#### [Direction]
Reproduce every entry below precisely. Pictures are excluded from the copy.

#### [Dataset]

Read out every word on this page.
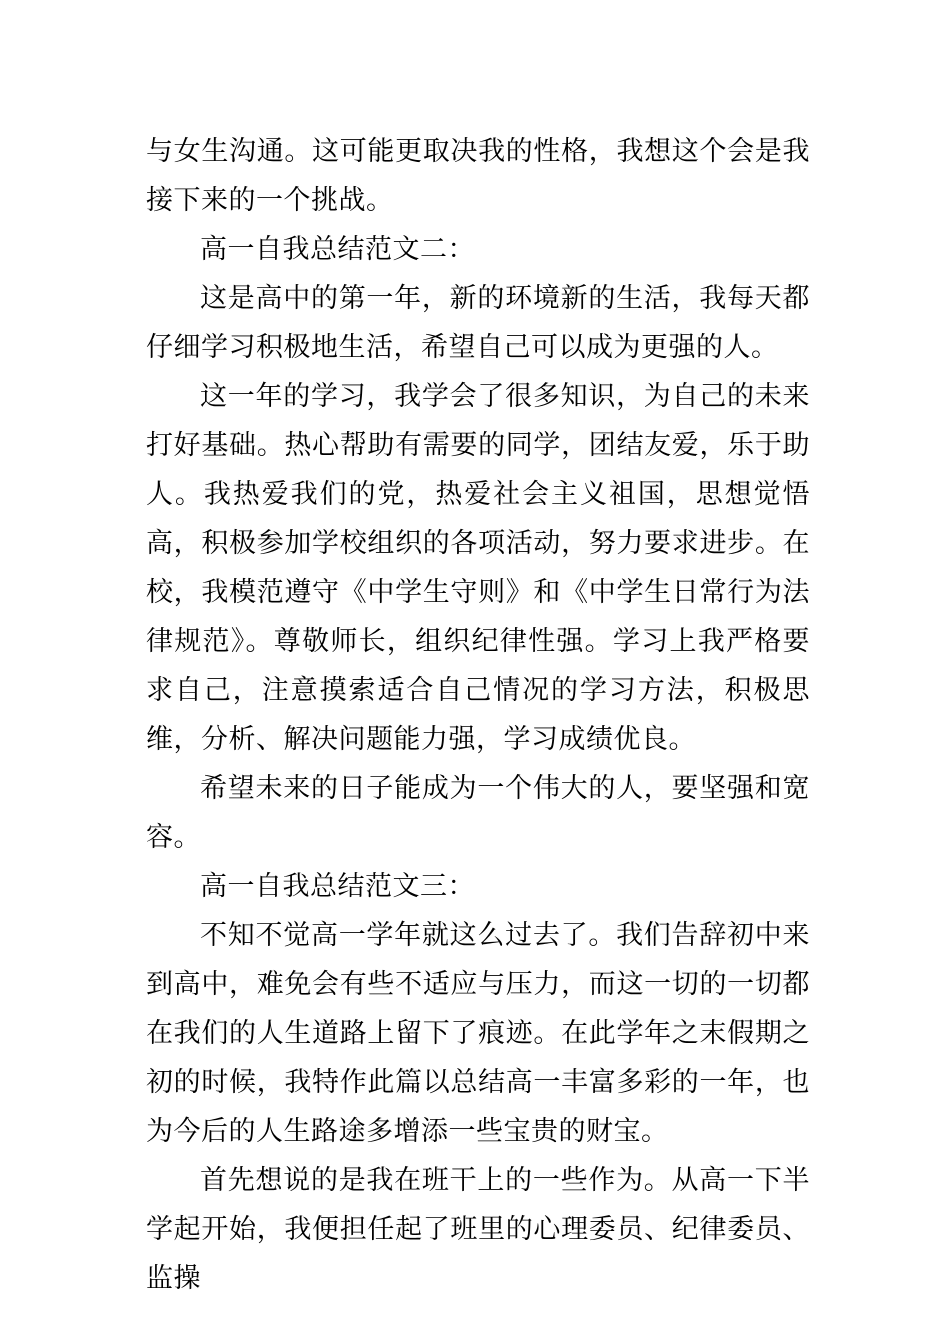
与女生沟通。这可能更取决我的性格，我想这个会是我接下来的一个挑战。

高一自我总结范文二：

这是高中的第一年，新的环境新的生活，我每天都仔细学习积极地生活，希望自己可以成为更强的人。

这一年的学习，我学会了很多知识，为自己的未来打好基础。热心帮助有需要的同学，团结友爱，乐于助人。我热爱我们的党，热爱社会主义祖国，思想觉悟高，积极参加学校组织的各项活动，努力要求进步。在校，我模范遵守《中学生守则》和《中学生日常行为法律规范》。尊敬师长，组织纪律性强。学习上我严格要求自己，注意摸索适合自己情况的学习方法，积极思维，分析、解决问题能力强，学习成绩优良。

希望未来的日子能成为一个伟大的人，要坚强和宽容。

高一自我总结范文三：

不知不觉高一学年就这么过去了。我们告辞初中来到高中，难免会有些不适应与压力，而这一切的一切都在我们的人生道路上留下了痕迹。在此学年之末假期之初的时候，我特作此篇以总结高一丰富多彩的一年，也为今后的人生路途多增添一些宝贵的财宝。

首先想说的是我在班干上的一些作为。从高一下半学起开始，我便担任起了班里的心理委员、纪律委员、监操
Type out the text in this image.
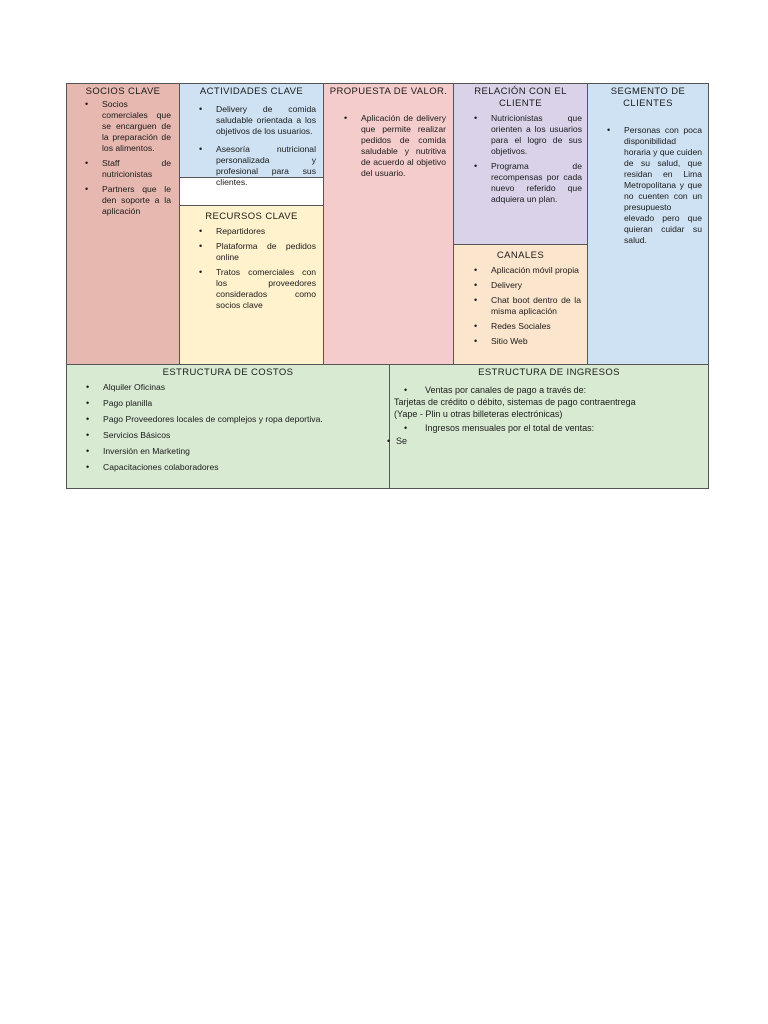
SOCIOS CLAVE
• Socios comerciales que se encarguen de la preparación de los alimentos.
• Staff de nutricionistas
• Partners que le den soporte a la aplicación
ACTIVIDADES CLAVE
• Delivery de comida saludable orientada a los objetivos de los usuarios.
• Asesoría nutricional personalizada y profesional para sus clientes.
RECURSOS CLAVE
• Repartidores
• Plataforma de pedidos online
• Tratos comerciales con los proveedores considerados como socios clave
PROPUESTA DE VALOR.
• Aplicación de delivery que permite realizar pedidos de comida saludable y nutritiva de acuerdo al objetivo del usuario.
RELACIÓN CON EL CLIENTE
• Nutricionistas que orienten a los usuarios para el logro de sus objetivos.
• Programa de recompensas por cada nuevo referido que adquiera un plan.
CANALES
• Aplicación móvil propia
• Delivery
• Chat boot dentro de la misma aplicación
• Redes Sociales
• Sitio Web
SEGMENTO DE CLIENTES
• Personas con poca disponibilidad horaria y que cuiden de su salud, que residan en Lima Metropolitana y que no cuenten con un presupuesto elevado pero que quieran cuidar su salud.
ESTRUCTURA DE COSTOS
• Alquiler Oficinas
• Pago planilla
• Pago Proveedores locales de complejos y ropa deportiva.
• Servicios Básicos
• Inversión en Marketing
• Capacitaciones colaboradores
ESTRUCTURA DE INGRESOS
• Ventas por canales de pago a través de:
Tarjetas de crédito o débito, sistemas de pago contraentrega
(Yape - Plin u otras billeteras electrónicas)
• Ingresos mensuales por el total de ventas:
• Se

#### [Answer in full]
Read out every word on this page.
与女生沟通。这可能更取决我的性格，我想这个会是我接下来的一个挑战。

高一自我总结范文二：

这是高中的第一年，新的环境新的生活，我每天都仔细学习积极地生活，希望自己可以成为更强的人。

这一年的学习，我学会了很多知识，为自己的未来打好基础。热心帮助有需要的同学，团结友爱，乐于助人。我热爱我们的党，热爱社会主义祖国，思想觉悟高，积极参加学校组织的各项活动，努力要求进步。在校，我模范遵守《中学生守则》和《中学生日常行为法律规范》。尊敬师长，组织纪律性强。学习上我严格要求自己，注意摸索适合自己情况的学习方法，积极思维，分析、解决问题能力强，学习成绩优良。

希望未来的日子能成为一个伟大的人，要坚强和宽容。

高一自我总结范文三：

不知不觉高一学年就这么过去了。我们告辞初中来到高中，难免会有些不适应与压力，而这一切的一切都在我们的人生道路上留下了痕迹。在此学年之末假期之初的时候，我特作此篇以总结高一丰富多彩的一年，也为今后的人生路途多增添一些宝贵的财宝。

首先想说的是我在班干上的一些作为。从高一下半学起开始，我便担任起了班里的心理委员、纪律委员、监操
Type out the text in this image.
SOCIOS CLAVE
• Socios comerciales que se encarguen de la preparación de los alimentos.
• Staff de nutricionistas
• Partners que le den soporte a la aplicación
ACTIVIDADES CLAVE
• Delivery de comida saludable orientada a los objetivos de los usuarios.
• Asesoría nutricional personalizada y profesional para sus clientes.
RECURSOS CLAVE
• Repartidores
• Plataforma de pedidos online
• Tratos comerciales con los proveedores considerados como socios clave
PROPUESTA DE VALOR.
• Aplicación de delivery que permite realizar pedidos de comida saludable y nutritiva de acuerdo al objetivo del usuario.
RELACIÓN CON EL CLIENTE
• Nutricionistas que orienten a los usuarios para el logro de sus objetivos.
• Programa de recompensas por cada nuevo referido que adquiera un plan.
CANALES
• Aplicación móvil propia
• Delivery
• Chat boot dentro de la misma aplicación
• Redes Sociales
• Sitio Web
SEGMENTO DE CLIENTES
• Personas con poca disponibilidad horaria y que cuiden de su salud, que residan en Lima Metropolitana y que no cuenten con un presupuesto elevado pero que quieran cuidar su salud.
ESTRUCTURA DE COSTOS
• Alquiler Oficinas
• Pago planilla
• Pago Proveedores locales de complejos y ropa deportiva.
• Servicios Básicos
• Inversión en Marketing
• Capacitaciones colaboradores
ESTRUCTURA DE INGRESOS
• Ventas por canales de pago a través de:
Tarjetas de crédito o débito, sistemas de pago contraentrega
(Yape - Plin u otras billeteras electrónicas)
• Ingresos mensuales por el total de ventas:
• Se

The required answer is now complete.